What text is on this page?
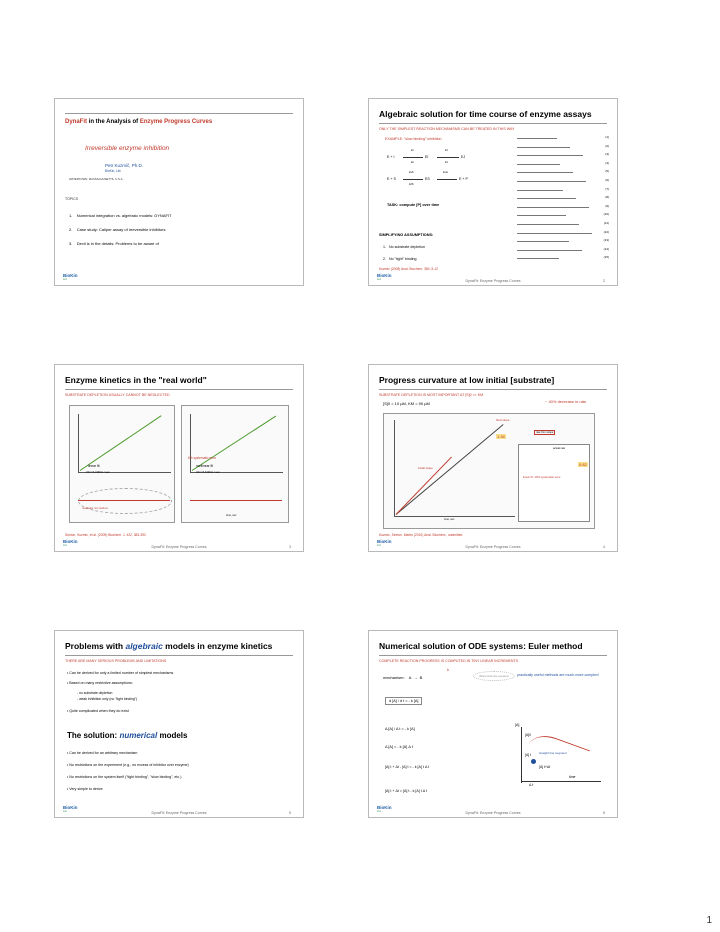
DynaFit in the Analysis of Enzyme Progress Curves
Irreversible enzyme inhibition
Petr Kuzmič, Ph.D.
BioKin, Ltd.
WATERTOWN, MASSACHUSETTS, U.S.A.
TOPICS
1.    Numerical integration vs. algebraic models: DYNAFIT
2.    Case study: Caliper assay of irreversible inhibitors
3.    Devil is in the details: Problems to be aware of
BioKin
Ltd.
Algebraic solution for time course of enzyme assays
ONLY THE SIMPLEST REACTION MECHANISMS CAN BE TREATED IN THIS WAY
EXAMPLE: "slow binding" inhibition
E + I	EI	EJ
k1
k2
k3
k4
E + S	ES	E + P
kaS
kdS
kcat
TASK: compute [P] over time
SIMPLIFYING ASSUMPTIONS:
1.   No substrate depletion
2.   No "tight" binding
(1)
(2)
(3)
(4)
(5)
(6)
(7)
(8)
(9)
(10)
(11)
(12)
(13)
(14)
(15)
Kuzmic (2008) Anal. Biochem. 380, 5-12
DynaFit: Enzyme Progress Curves	2
BioKin
Ltd.
Enzyme kinetics in the "real world"
SUBSTRATE DEPLETION USUALLY CANNOT BE NEGLECTED
linear fit
V0 = 5.3 RFU / sec
residuals not random
6% systematic error
nonlinear fit
V0 = 5.6 RFU / sec
time, sec
Sexton, Kuzmic, et al. (2009) Biochem. J. 422, 383-392
DynaFit: Enzyme Progress Curves	3
BioKin
Ltd.
Progress curvature at low initial [substrate]
SUBSTRATE DEPLETION IS MOST IMPORTANT AT [S]0 << KM
[S]0 = 10 µM, KM = 90 µM	~ 40% decrease in rate
final slope
1.34
initial slope
actual rate
linear fit: 10% systematic error
rate from slope
0.82
time, sec
Kuzmic, Sexton, Martin (2010) Anal. Biochem., submitted
DynaFit: Enzyme Progress Curves	4
BioKin
Ltd.
Problems with algebraic models in enzyme kinetics
THERE ARE MANY SERIOUS PROBLEMS AND LIMITATIONS
• Can be derived for only a limited number of simplest mechanisms
• Based on many restrictive assumptions:
- no substrate depletion
- weak inhibition only (no "tight binding")
• Quite complicated when they do exist
The solution: numerical models
• Can be derived for an arbitrary mechanism
• No restrictions on the experiment (e.g., no excess of inhibitor over enzyme)
• No restrictions on the system itself ("tight binding", "slow binding", etc.)
• Very simple to derive
DynaFit: Enzyme Progress Curves	5
BioKin
Ltd.
Numerical solution of ODE systems: Euler method
COMPLETE REACTION PROGRESS IS COMPUTED IN TINY LINEAR INCREMENTS
k
mechanism:    A  →  B	differential rate equation	practically useful methods are much more complex!
d [A] / d t = - k [A]
Δ [A] / Δ t = - k [A]
Δ [A] = - k [A] Δ t
[A] t + Δt - [A] t = - k [A] t Δ t
[A] t + Δt = [A] t - k [A] t Δ t
[A]
[A]0
[A] t
[A] t+Δt
straight line segment
time
Δ t
DynaFit: Enzyme Progress Curves	6
BioKin
Ltd.
1
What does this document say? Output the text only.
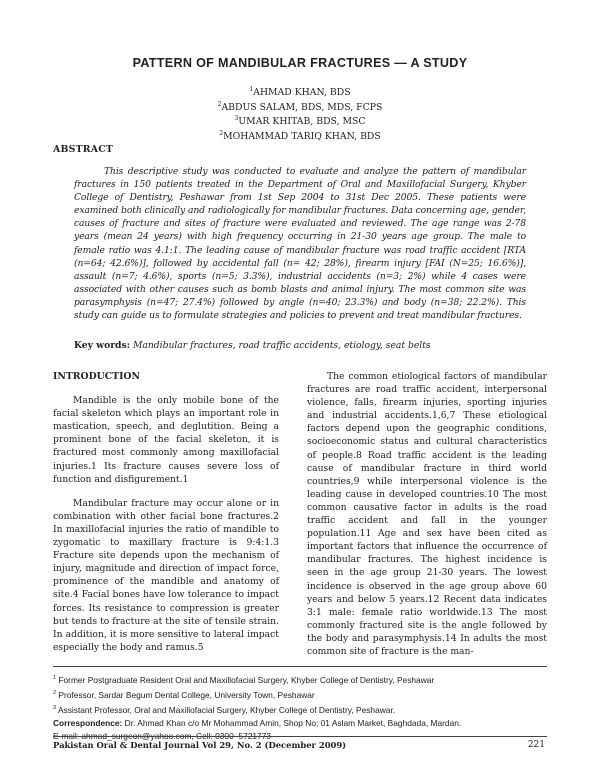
PATTERN OF MANDIBULAR FRACTURES — A STUDY
$^1$AHMAD KHAN, BDS
$^2$ABDUS SALAM, BDS, MDS, FCPS
$^3$UMAR KHITAB, BDS, MSC
$^2$MOHAMMAD TARIQ KHAN, BDS
ABSTRACT
This descriptive study was conducted to evaluate and analyze the pattern of mandibular fractures in 150 patients treated in the Department of Oral and Maxillofacial Surgery, Khyber College of Dentistry, Peshawar from 1st Sep 2004 to 31st Dec 2005. These patients were examined both clinically and radiologically for mandibular fractures. Data concerning age, gender, causes of fracture and sites of fracture were evaluated and reviewed. The age range was 2-78 years (mean 24 years) with high frequency occurring in 21-30 years age group. The male to female ratio was 4.1:1. The leading cause of mandibular fracture was road traffic accident [RTA (n=64; 42.6%)], followed by accidental fall (n= 42; 28%), firearm injury [FAI (N=25; 16.6%)], assault (n=7; 4.6%), sports (n=5; 3.3%), industrial accidents (n=3; 2%) while 4 cases were associated with other causes such as bomb blasts and animal injury. The most common site was parasymphysis (n=47; 27.4%) followed by angle (n=40; 23.3%) and body (n=38; 22.2%). This study can guide us to formulate strategies and policies to prevent and treat mandibular fractures.
Key words: Mandibular fractures, road traffic accidents, etiology, seat belts

INTRODUCTION

Mandible is the only mobile bone of the facial skeleton which plays an important role in mastication, speech, and deglutition. Being a prominent bone of the facial skeleton, it is fractured most commonly among maxillofacial injuries.1 Its fracture causes severe loss of function and disfigurement.1

Mandibular fracture may occur alone or in combination with other facial bone fractures.2 In maxillofacial injuries the ratio of mandible to zygomatic to maxillary fracture is 9:4:1.3 Fracture site depends upon the mechanism of injury, magnitude and direction of impact force, prominence of the mandible and anatomy of site.4 Facial bones have low tolerance to impact forces. Its resistance to compression is greater but tends to fracture at the site of tensile strain. In addition, it is more sensitive to lateral impact especially the body and ramus.5

The common etiological factors of mandibular fractures are road traffic accident, interpersonal violence, falls, firearm injuries, sporting injuries and industrial accidents.1,6,7 These etiological factors depend upon the geographic conditions, socioeconomic status and cultural characteristics of people.8 Road traffic accident is the leading cause of mandibular fracture in third world countries,9 while interpersonal violence is the leading cause in developed countries.10 The most common causative factor in adults is the road traffic accident and fall in the younger population.11 Age and sex have been cited as important factors that influence the occurrence of mandibular fractures. The highest incidence is seen in the age group 21-30 years. The lowest incidence is observed in the age group above 60 years and below 5 years.12 Recent data indicates 3:1 male: female ratio worldwide.13 The most commonly fractured site is the angle followed by the body and parasymphysis.14 In adults the most common site of fracture is the man-

$^1$ Former Postgraduate Resident Oral and Maxillofacial Surgery, Khyber College of Dentistry, Peshawar
$^2$ Professor, Sardar Begum Dental College, University Town, Peshawar
$^3$ Assistant Professor, Oral and Maxillofacial Surgery, Khyber College of Dentistry, Peshawar.
Correspondence: Dr. Ahmad Khan c/o Mr Mohammad Amin, Shop No; 01 Aslam Market, Baghdada, Mardan.
E-mail: ahmad_surgeon@yahoo.com, Cell: 0300–5721773
Pakistan Oral & Dental Journal Vol 29, No. 2 (December 2009)	221
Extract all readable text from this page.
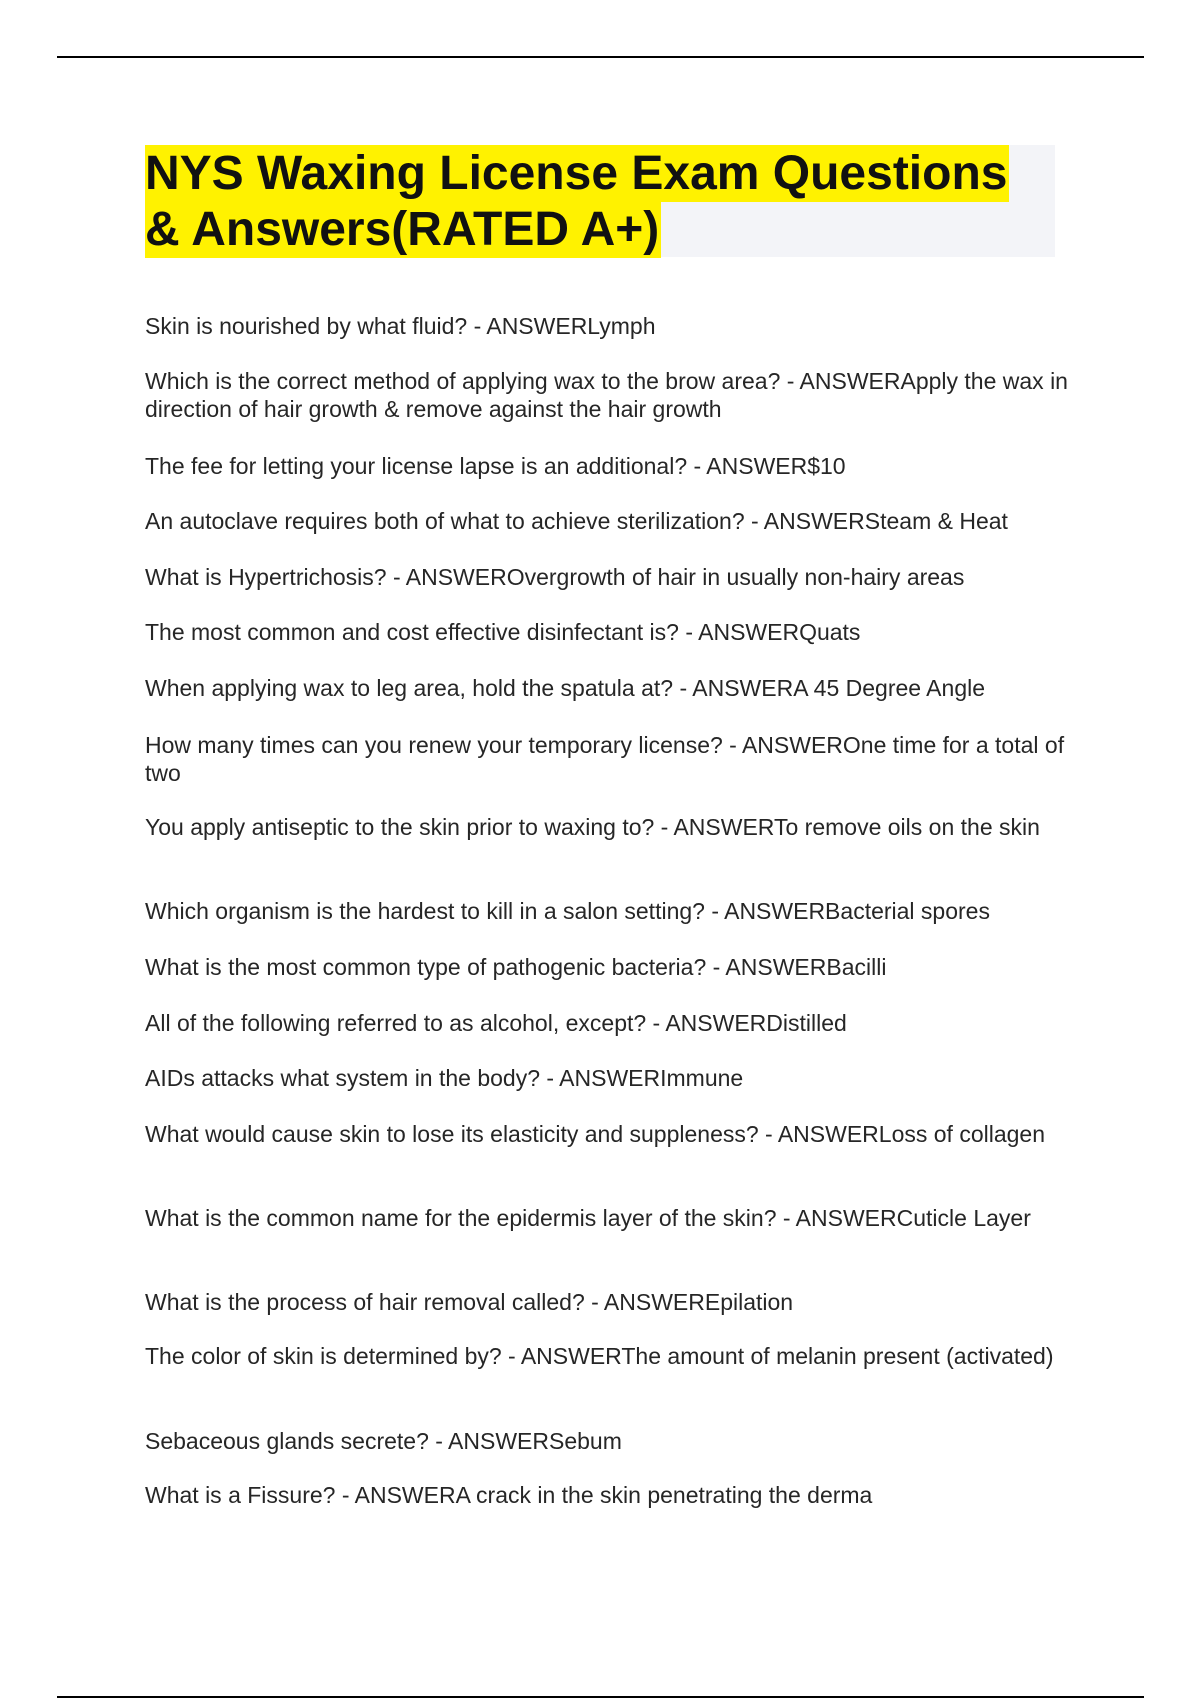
NYS Waxing License Exam Questions
& Answers(RATED A+)

Skin is nourished by what fluid? - ANSWERLymph

Which is the correct method of applying wax to the brow area? - ANSWERApply the wax in direction of hair growth & remove against the hair growth

The fee for letting your license lapse is an additional? - ANSWER$10

An autoclave requires both of what to achieve sterilization? - ANSWERSteam & Heat

What is Hypertrichosis? - ANSWEROvergrowth of hair in usually non-hairy areas

The most common and cost effective disinfectant is? - ANSWERQuats

When applying wax to leg area, hold the spatula at? - ANSWERA 45 Degree Angle

How many times can you renew your temporary license? - ANSWEROne time for a total of two

You apply antiseptic to the skin prior to waxing to? - ANSWERTo remove oils on the skin

Which organism is the hardest to kill in a salon setting? - ANSWERBacterial spores

What is the most common type of pathogenic bacteria? - ANSWERBacilli

All of the following referred to as alcohol, except? - ANSWERDistilled

AIDs attacks what system in the body? - ANSWERImmune

What would cause skin to lose its elasticity and suppleness? - ANSWERLoss of collagen

What is the common name for the epidermis layer of the skin? - ANSWERCuticle Layer

What is the process of hair removal called? - ANSWEREpilation

The color of skin is determined by? - ANSWERThe amount of melanin present (activated)

Sebaceous glands secrete? - ANSWERSebum

What is a Fissure? - ANSWERA crack in the skin penetrating the derma
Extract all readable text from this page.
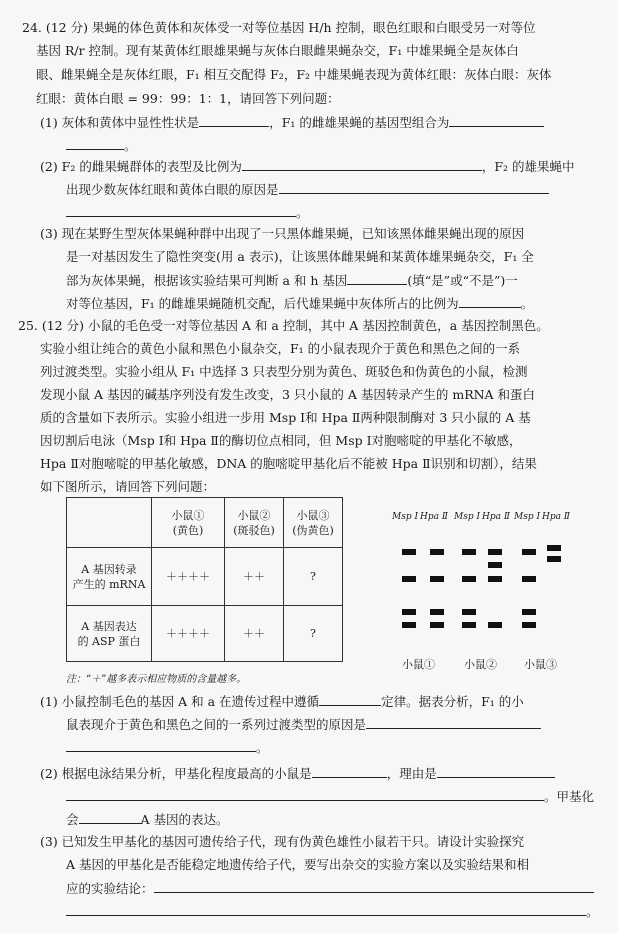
24. (12 分) 果蝇的体色黄体和灰体受一对等位基因 H/h 控制，眼色红眼和白眼受另一对等位
基因 R/r 控制。现有某黄体红眼雄果蝇与灰体白眼雌果蝇杂交，F₁ 中雄果蝇全是灰体白
眼、雌果蝇全是灰体红眼，F₁ 相互交配得 F₂，F₂ 中雄果蝇表现为黄体红眼：灰体白眼：灰体
红眼：黄体白眼 = 99：99：1：1，请回答下列问题：
(1) 灰体和黄体中显性性状是	，F₁ 的雌雄果蝇的基因型组合为
。
(2) F₂ 的雌果蝇群体的表型及比例为	，F₂ 的雄果蝇中
出现少数灰体红眼和黄体白眼的原因是
。
(3) 现在某野生型灰体果蝇种群中出现了一只黑体雌果蝇，已知该黑体雌果蝇出现的原因
是一对基因发生了隐性突变(用 a 表示)，让该黑体雌果蝇和某黄体雄果蝇杂交，F₁ 全
部为灰体果蝇，根据该实验结果可判断 a 和 h 基因	(填“是”或“不是”)一
对等位基因，F₁ 的雌雄果蝇随机交配，后代雄果蝇中灰体所占的比例为	。
25. (12 分) 小鼠的毛色受一对等位基因 A 和 a 控制，其中 A 基因控制黄色，a 基因控制黑色。
实验小组让纯合的黄色小鼠和黑色小鼠杂交，F₁ 的小鼠表现介于黄色和黑色之间的一系
列过渡类型。实验小组从 F₁ 中选择 3 只表型分别为黄色、斑驳色和伪黄色的小鼠，检测
发现小鼠 A 基因的碱基序列没有发生改变，3 只小鼠的 A 基因转录产生的 mRNA 和蛋白
质的含量如下表所示。实验小组进一步用 Msp Ⅰ和 Hpa Ⅱ两种限制酶对 3 只小鼠的 A 基
因切割后电泳（Msp Ⅰ和 Hpa Ⅱ的酶切位点相同，但 Msp Ⅰ对胞嘧啶的甲基化不敏感，
Hpa Ⅱ对胞嘧啶的甲基化敏感，DNA 的胞嘧啶甲基化后不能被 Hpa Ⅱ识别和切割），结果
如下图所示，请回答下列问题：
	小鼠①
(黄色)	小鼠②
(斑驳色)	小鼠③
(伪黄色)
A 基因转录
产生的 mRNA	＋＋＋＋	＋＋	?
A 基因表达
的 ASP 蛋白	＋＋＋＋	＋＋	?
注：“＋”越多表示相应物质的含量越多。
Msp Ⅰ Hpa Ⅱ Msp Ⅰ Hpa Ⅱ Msp Ⅰ Hpa Ⅱ
小鼠①	小鼠② 小鼠③
(1) 小鼠控制毛色的基因 A 和 a 在遗传过程中遵循	定律。据表分析，F₁ 的小
鼠表现介于黄色和黑色之间的一系列过渡类型的原因是
。
(2) 根据电泳结果分析，甲基化程度最高的小鼠是	，理由是
。甲基化
会	A 基因的表达。
(3) 已知发生甲基化的基因可遗传给子代，现有伪黄色雄性小鼠若干只。请设计实验探究
A 基因的甲基化是否能稳定地遗传给子代，要写出杂交的实验方案以及实验结果和相
应的实验结论：
。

++++++++++++++++++++

What you need to do: Using the material, count the lines where the word "请回答下列问题" appears. Give the number by itself.

Answer section: 2